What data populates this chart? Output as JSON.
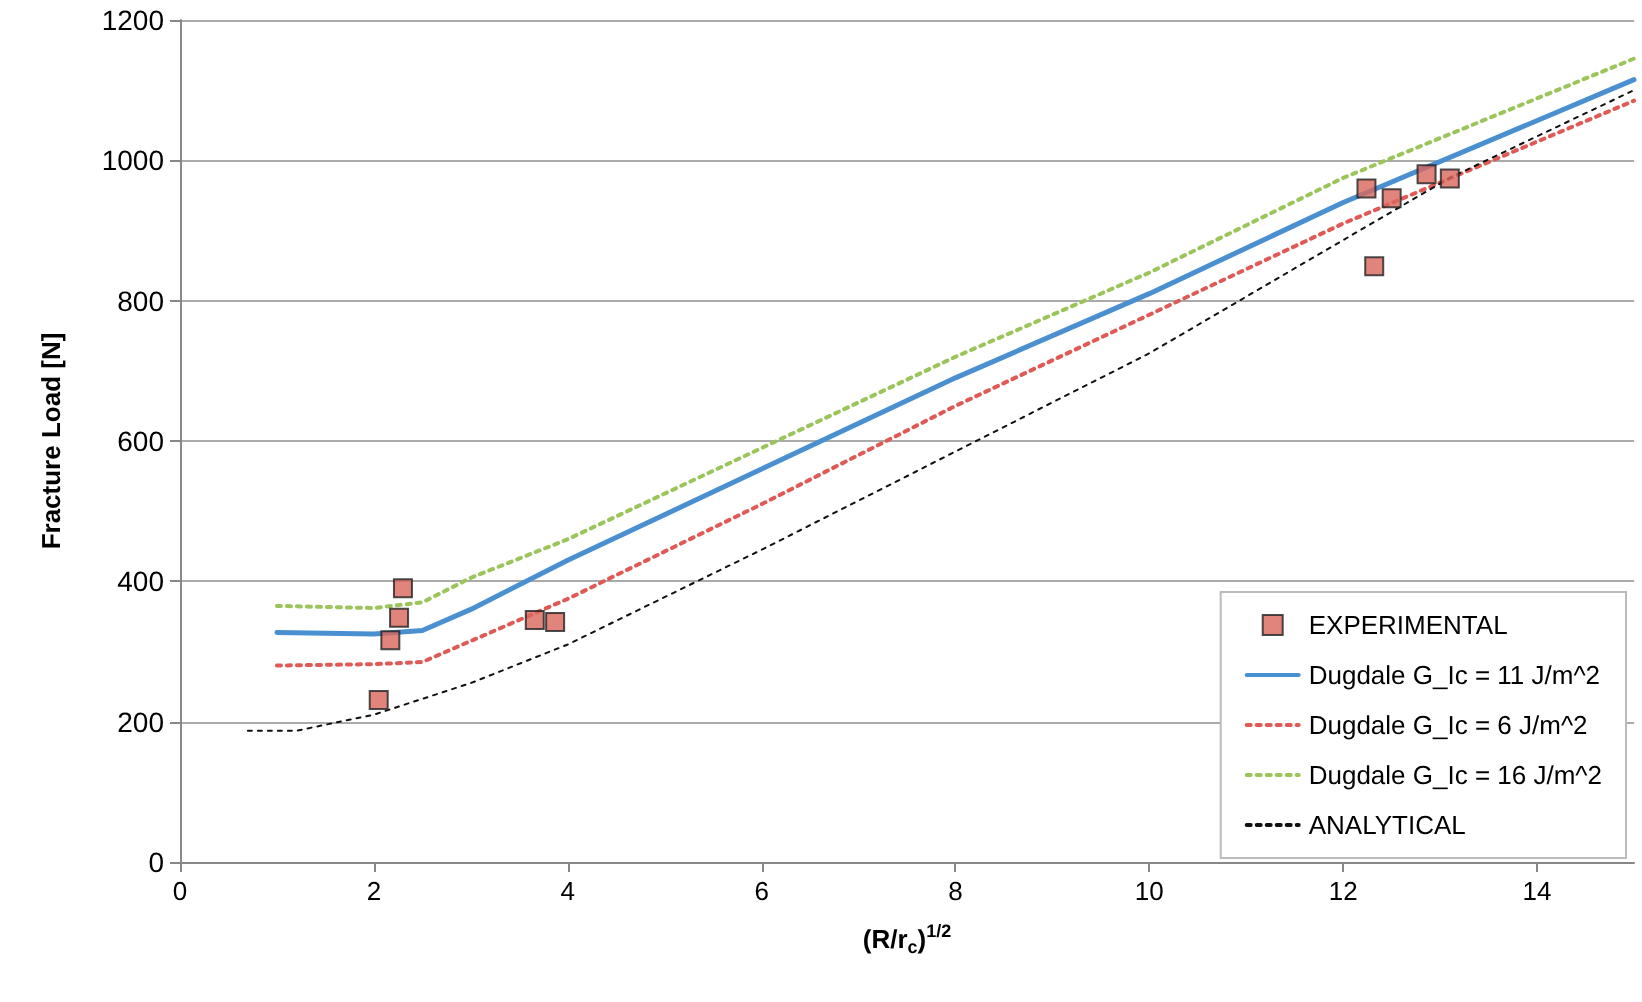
{
  "chart_data": {
    "type": "line",
    "xlabel": "(R/r$_{c}$)$^{1/2}$",
    "ylabel": "Fracture Load [N]",
    "xlim": [
      0,
      15
    ],
    "xticks": [
      0,
      2,
      4,
      6,
      8,
      10,
      12,
      14
    ],
    "ylim": [
      0,
      1200
    ],
    "yticks": [
      0,
      200,
      400,
      600,
      800,
      1000,
      1200
    ],
    "grid": "y",
    "legend": "bottom right",
    "series": [
      {
        "name": "EXPERIMENTAL",
        "type": "scatter",
        "marker": "square",
        "color": "#d9665b",
        "x": [
          2.05,
          2.17,
          2.26,
          2.3,
          3.66,
          3.87,
          12.24,
          12.5,
          12.32,
          12.86,
          13.1
        ],
        "values": [
          231,
          316,
          348,
          390,
          345,
          342,
          960,
          946,
          849,
          980,
          974
        ]
      },
      {
        "name": "Dugdale G_Ic = 11 J/m^2",
        "color": "#4a90d0",
        "line_style": "solid",
        "x": [
          1,
          2,
          2.5,
          3,
          4,
          6,
          8,
          10,
          12,
          15
        ],
        "values": [
          327,
          325,
          330,
          360,
          430,
          560,
          690,
          810,
          940,
          1115
        ]
      },
      {
        "name": "Dugdale G_Ic = 6 J/m^2",
        "color": "#e05a55",
        "line_style": "dotted",
        "x": [
          1,
          2,
          2.5,
          3,
          4,
          6,
          8,
          10,
          12,
          15
        ],
        "values": [
          280,
          282,
          285,
          315,
          375,
          510,
          650,
          780,
          910,
          1085
        ]
      },
      {
        "name": "Dugdale G_Ic = 16 J/m^2",
        "color": "#9bc55a",
        "line_style": "dotted",
        "x": [
          1,
          2,
          2.5,
          3,
          4,
          6,
          8,
          10,
          12,
          15
        ],
        "values": [
          365,
          362,
          370,
          405,
          460,
          590,
          720,
          840,
          975,
          1145
        ]
      },
      {
        "name": "ANALYTICAL",
        "color": "#111111",
        "line_style": "dotted",
        "x": [
          0.7,
          1.2,
          2,
          3,
          4,
          6,
          8,
          10,
          11.4,
          13.1,
          15
        ],
        "values": [
          187,
          187,
          210,
          255,
          310,
          445,
          585,
          725,
          838,
          975,
          1100
        ]
      }
    ]
  }
}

──────────────────────────────

_Goal of the exercise_
For the data above, state only how many lines include the word "name".

_Answer for the task_
5